Element placement data:
↓

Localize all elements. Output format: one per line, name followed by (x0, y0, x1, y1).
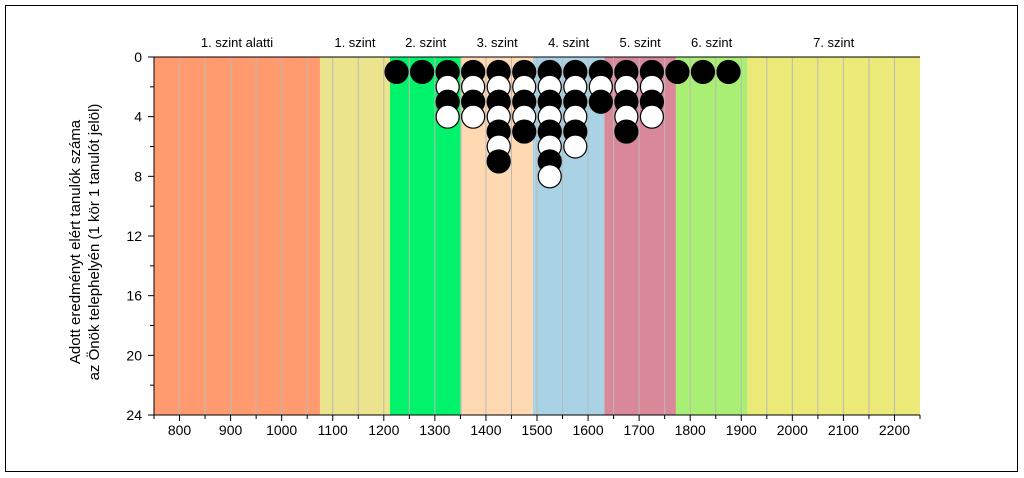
gridlines (179, 57, 895, 415)
y-axis-title-line1: Adott eredményt elért tanulók száma (67, 119, 84, 364)
x-tick-label: 1200 (368, 422, 399, 438)
x-tick-label: 1100 (318, 422, 348, 438)
level-label-1: 1. szint alatti (201, 35, 273, 50)
student-marker-empty (461, 104, 486, 129)
labels: 1. szint alatti 1. szint 2. szint 3. szint 4… (126, 35, 910, 438)
level-label-4: 3. szint (477, 35, 519, 50)
student-marker-filled (665, 59, 690, 85)
y-tick-label: 8 (134, 168, 142, 184)
axes (148, 56, 921, 421)
student-marker-filled (410, 59, 435, 85)
y-tick-label: 16 (126, 288, 142, 304)
student-marker-empty (563, 134, 588, 159)
x-tick-label: 2200 (879, 422, 910, 438)
y-tick-label: 20 (126, 347, 142, 363)
student-marker-filled (614, 119, 639, 144)
level-label-5: 4. szint (548, 35, 590, 50)
x-tick-label: 2100 (828, 422, 859, 438)
x-tick-label: 1900 (726, 422, 757, 438)
x-tick-label: 1600 (572, 422, 603, 438)
student-marker-filled (512, 119, 537, 144)
x-tick-label: 800 (168, 422, 192, 438)
x-tick-label: 1700 (624, 422, 655, 438)
student-marker-filled (486, 149, 511, 174)
y-tick-label: 0 (134, 49, 142, 65)
level-label-7: 6. szint (691, 35, 733, 50)
x-tick-label: 1400 (470, 422, 501, 438)
level-label-8: 7. szint (813, 35, 855, 50)
y-tick-label: 24 (126, 407, 142, 423)
level-label-2: 1. szint (334, 35, 376, 50)
level-band-1 (154, 57, 320, 415)
level-band-2 (319, 57, 390, 415)
y-axis-title-line2: az Önök telephelyén (1 kör 1 tanulót jel… (85, 104, 103, 381)
x-tick-label: 1300 (419, 422, 450, 438)
y-tick-label: 12 (126, 228, 142, 244)
student-marker-empty (639, 104, 665, 129)
student-marker-filled (384, 59, 409, 85)
data-points (384, 59, 741, 189)
level-label-3: 2. szint (405, 35, 447, 50)
student-marker-empty (537, 164, 562, 189)
level-band-6 (604, 57, 676, 415)
x-tick-label: 1500 (521, 422, 552, 438)
x-tick-label: 2000 (777, 422, 808, 438)
student-marker-filled (716, 59, 741, 85)
student-marker-filled (588, 89, 613, 114)
x-tick-label: 1000 (266, 422, 297, 438)
level-label-6: 5. szint (620, 35, 662, 50)
student-marker-filled (690, 59, 716, 85)
student-marker-empty (435, 104, 460, 129)
x-tick-label: 1800 (675, 422, 706, 438)
level-band-8 (747, 57, 920, 415)
y-tick-label: 4 (134, 109, 142, 125)
x-tick-label: 900 (219, 422, 243, 438)
level-band-7 (675, 57, 748, 415)
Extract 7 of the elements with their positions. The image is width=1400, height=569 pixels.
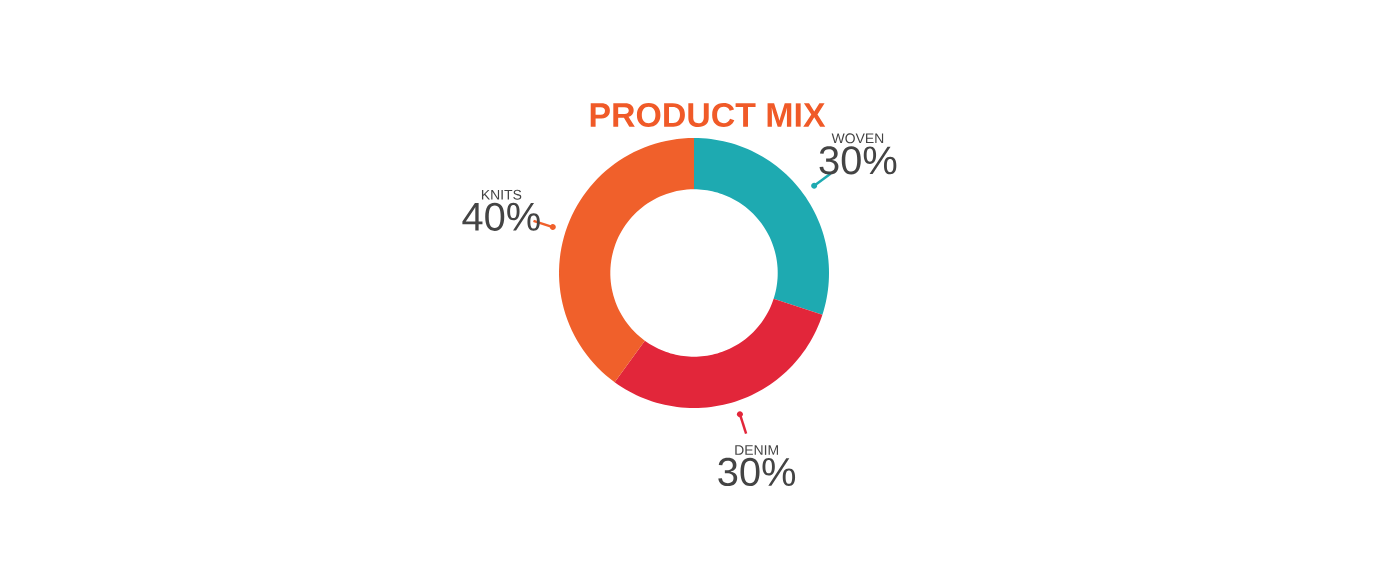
data-label: 30%: [819, 146, 897, 175]
chart-title: PRODUCT MIX: [590, 103, 826, 127]
data-label: 30%: [718, 457, 796, 487]
slice-label: DENIM: [735, 445, 778, 455]
data-label: 40%: [462, 202, 540, 231]
slice-label: WOVEN: [831, 133, 884, 144]
slice-label: KNITS: [481, 189, 522, 200]
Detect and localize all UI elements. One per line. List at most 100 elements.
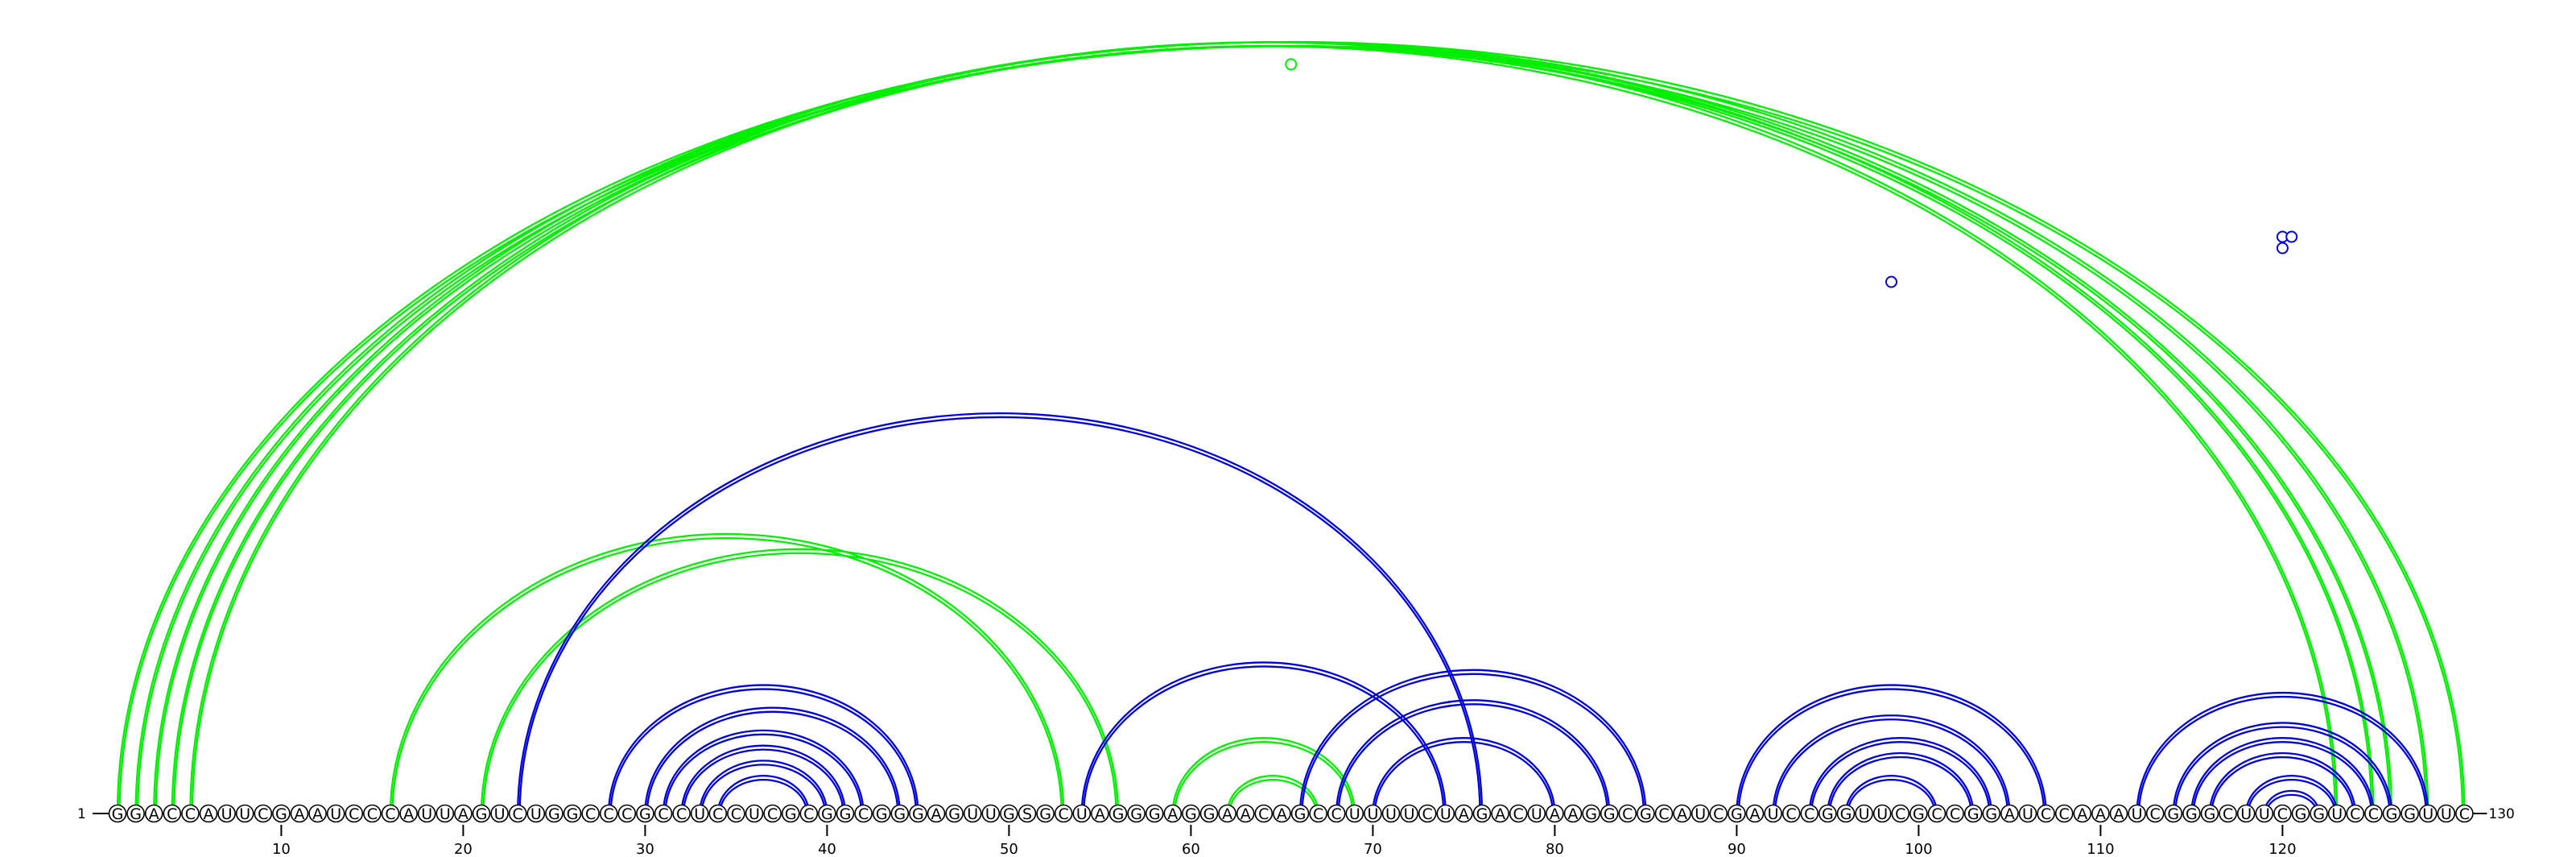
nucleotide-letter: G — [1822, 805, 1834, 823]
nucleotide-circle — [254, 804, 273, 823]
nucleotide: G — [1582, 804, 1600, 823]
base-pair-arc — [391, 536, 1063, 814]
nucleotide-letter: C — [167, 805, 177, 823]
nucleotide-circle — [1709, 804, 1728, 823]
base-pair-arcs — [116, 40, 2466, 814]
base-pair-arc — [2263, 789, 2320, 814]
base-pair-arc — [1226, 775, 1319, 814]
nucleotide-circle — [1327, 804, 1346, 823]
nucleotide: U — [1345, 804, 1364, 823]
nucleotide-circle — [2364, 804, 2383, 823]
nucleotide-letter: G — [1585, 805, 1597, 823]
nucleotide-circle — [1182, 804, 1200, 823]
nucleotide-circle — [326, 804, 345, 823]
nucleotide: A — [927, 804, 946, 823]
nucleotide-circle — [2091, 804, 2110, 823]
nucleotide-circle — [1108, 804, 1128, 823]
nucleotide-letter: A — [2077, 805, 2087, 823]
nucleotide-circle — [272, 804, 291, 823]
nucleotide-letter: G — [1003, 805, 1015, 823]
nucleotide-letter: U — [1531, 805, 1542, 823]
nucleotide: U — [1527, 804, 1546, 823]
nucleotide: C — [163, 804, 182, 823]
nucleotide-circle — [581, 804, 600, 823]
nucleotide-letter: U — [985, 805, 997, 823]
nucleotide-circle — [1418, 804, 1437, 823]
nucleotide-letter: U — [967, 805, 978, 823]
nucleotide-letter: G — [1294, 805, 1307, 823]
nucleotide-circle — [1982, 804, 2001, 823]
base-pair-arc — [2192, 741, 2373, 814]
nucleotide-letter: U — [330, 805, 341, 823]
nucleotide-circle — [1054, 804, 1073, 823]
nucleotide: G — [1728, 804, 1746, 823]
nucleotide-letter: G — [1203, 805, 1216, 823]
nucleotide-circle — [2236, 804, 2256, 823]
nucleotide-circle — [1946, 804, 1964, 823]
base-pair-arc — [1335, 699, 1611, 814]
nucleotide-circle — [2455, 804, 2474, 823]
base-pair-arc — [1828, 756, 1972, 814]
nucleotide-circle — [2273, 804, 2292, 823]
nucleotide-circle — [526, 804, 546, 823]
nucleotide-letter: G — [1476, 805, 1488, 823]
base-pair-arc — [1827, 751, 1975, 814]
nucleotide: G — [872, 804, 891, 823]
nucleotide: C — [2219, 804, 2237, 823]
nucleotide-letter: A — [1277, 805, 1287, 823]
nucleotide: U — [235, 804, 254, 823]
nucleotide: G — [1472, 804, 1492, 823]
nucleotide-letter: G — [876, 805, 888, 823]
nucleotide: U — [490, 804, 509, 823]
base-pair-arc — [2136, 691, 2429, 814]
nucleotide-letter: A — [1222, 805, 1232, 823]
nucleotide: G — [2291, 804, 2310, 823]
nucleotide-circle — [617, 804, 637, 823]
nucleotide-circle — [1018, 804, 1037, 823]
nucleotide: A — [290, 804, 309, 823]
nucleotide: G — [1637, 804, 1655, 823]
nucleotide-circle — [181, 804, 200, 823]
nucleotide-circle — [472, 804, 491, 823]
nucleotide-letter: U — [2422, 805, 2434, 823]
nucleotide-circle — [1546, 804, 1564, 823]
nucleotide-circle — [2128, 804, 2146, 823]
base-pair-arc — [662, 729, 865, 814]
nucleotide: U — [981, 804, 1001, 823]
nucleotide: C — [854, 804, 873, 823]
nucleotide-circle — [2182, 804, 2201, 823]
nucleotide: U — [745, 804, 764, 823]
base-pair-arc — [134, 40, 2429, 814]
axis-tick-label: 70 — [1364, 841, 1382, 857]
nucleotide-circle — [235, 804, 254, 823]
nucleotide-circle — [1963, 804, 1983, 823]
nucleotide: C — [1800, 804, 1819, 823]
nucleotide-circle — [781, 804, 800, 823]
axis-tick-label: 50 — [1000, 841, 1018, 857]
nucleotide: C — [181, 804, 200, 823]
nucleotide-letter: G — [2186, 805, 2198, 823]
nucleotide-circle — [1509, 804, 1528, 823]
nucleotide-letter: U — [1440, 805, 1451, 823]
nucleotide-circle — [2018, 804, 2037, 823]
nucleotide-circle — [454, 804, 473, 823]
base-pair-arc — [2208, 751, 2356, 814]
nucleotide-circle — [1781, 804, 1801, 823]
nucleotide: U — [1364, 804, 1382, 823]
nucleotide-letter: U — [1876, 805, 1888, 823]
nucleotide-letter: G — [476, 805, 488, 823]
nucleotide: G — [1836, 804, 1856, 823]
nucleotide-circle — [708, 804, 728, 823]
nucleotide-letter: G — [1967, 805, 1979, 823]
nucleotide-circle — [144, 804, 163, 823]
nucleotide: U — [690, 804, 709, 823]
nucleotide-letter: G — [275, 805, 287, 823]
nucleotide: U — [1690, 804, 1710, 823]
nucleotide: G — [1909, 804, 1928, 823]
nucleotide-letter: C — [1422, 805, 1433, 823]
nucleotide-circle — [1800, 804, 1819, 823]
nucleotide-circle — [836, 804, 855, 823]
nucleotide-circle — [1909, 804, 1928, 823]
nucleotide: G — [836, 804, 855, 823]
nucleotide-circle — [345, 804, 364, 823]
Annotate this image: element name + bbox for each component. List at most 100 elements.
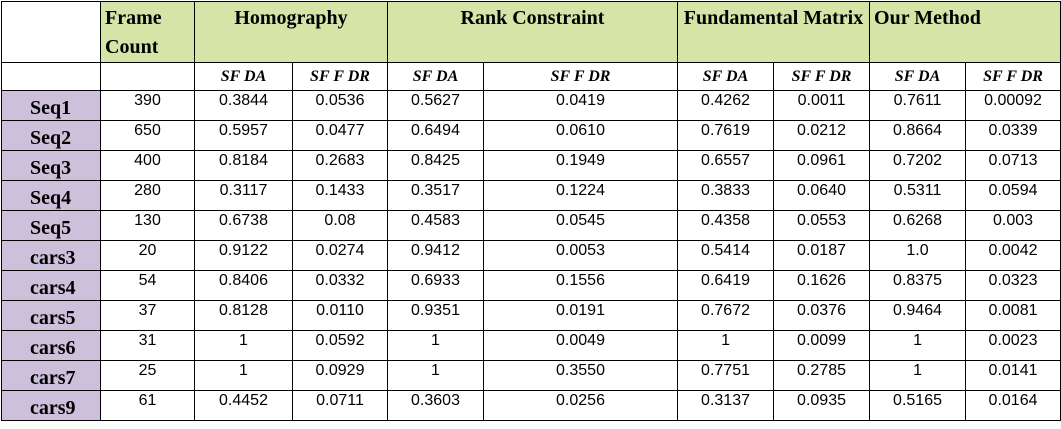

↑

What this task involves:
Write out the rows above without any changes, from the row containing "gridlines (179, 57, 895, 415)" through the row containing "x-tick-label: 1000 (266, 422, 297, 438)", including both of those rows.

Output:
gridlines (179, 57, 895, 415)
y-axis-title-line1: Adott eredményt elért tanulók száma (67, 119, 84, 364)
x-tick-label: 1200 (368, 422, 399, 438)
x-tick-label: 1100 (318, 422, 348, 438)
level-label-1: 1. szint alatti (201, 35, 273, 50)
student-marker-empty (461, 104, 486, 129)
labels: 1. szint alatti 1. szint 2. szint 3. szint 4… (126, 35, 910, 438)
level-label-4: 3. szint (477, 35, 519, 50)
student-marker-filled (665, 59, 690, 85)
y-tick-label: 8 (134, 168, 142, 184)
axes (148, 56, 921, 421)
student-marker-filled (410, 59, 435, 85)
y-tick-label: 16 (126, 288, 142, 304)
student-marker-empty (563, 134, 588, 159)
x-tick-label: 2200 (879, 422, 910, 438)
y-tick-label: 20 (126, 347, 142, 363)
student-marker-filled (614, 119, 639, 144)
level-label-5: 4. szint (548, 35, 590, 50)
x-tick-label: 2100 (828, 422, 859, 438)
x-tick-label: 1900 (726, 422, 757, 438)
x-tick-label: 1600 (572, 422, 603, 438)
student-marker-filled (512, 119, 537, 144)
x-tick-label: 800 (168, 422, 192, 438)
x-tick-label: 1700 (624, 422, 655, 438)
student-marker-filled (486, 149, 511, 174)
y-tick-label: 0 (134, 49, 142, 65)
level-label-7: 6. szint (691, 35, 733, 50)
x-tick-label: 1400 (470, 422, 501, 438)
level-label-8: 7. szint (813, 35, 855, 50)
y-tick-label: 24 (126, 407, 142, 423)
level-label-2: 1. szint (334, 35, 376, 50)
level-band-1 (154, 57, 320, 415)
level-band-2 (319, 57, 390, 415)
y-axis-title-line2: az Önök telephelyén (1 kör 1 tanulót jel… (85, 104, 103, 381)
x-tick-label: 1300 (419, 422, 450, 438)
y-tick-label: 12 (126, 228, 142, 244)
student-marker-empty (639, 104, 665, 129)
student-marker-filled (384, 59, 409, 85)
data-points (384, 59, 741, 189)
level-label-3: 2. szint (405, 35, 447, 50)
student-marker-empty (537, 164, 562, 189)
level-band-6 (604, 57, 676, 415)
x-tick-label: 1500 (521, 422, 552, 438)
x-tick-label: 2000 (777, 422, 808, 438)
student-marker-filled (716, 59, 741, 85)
student-marker-filled (588, 89, 613, 114)
x-tick-label: 1000 (266, 422, 297, 438)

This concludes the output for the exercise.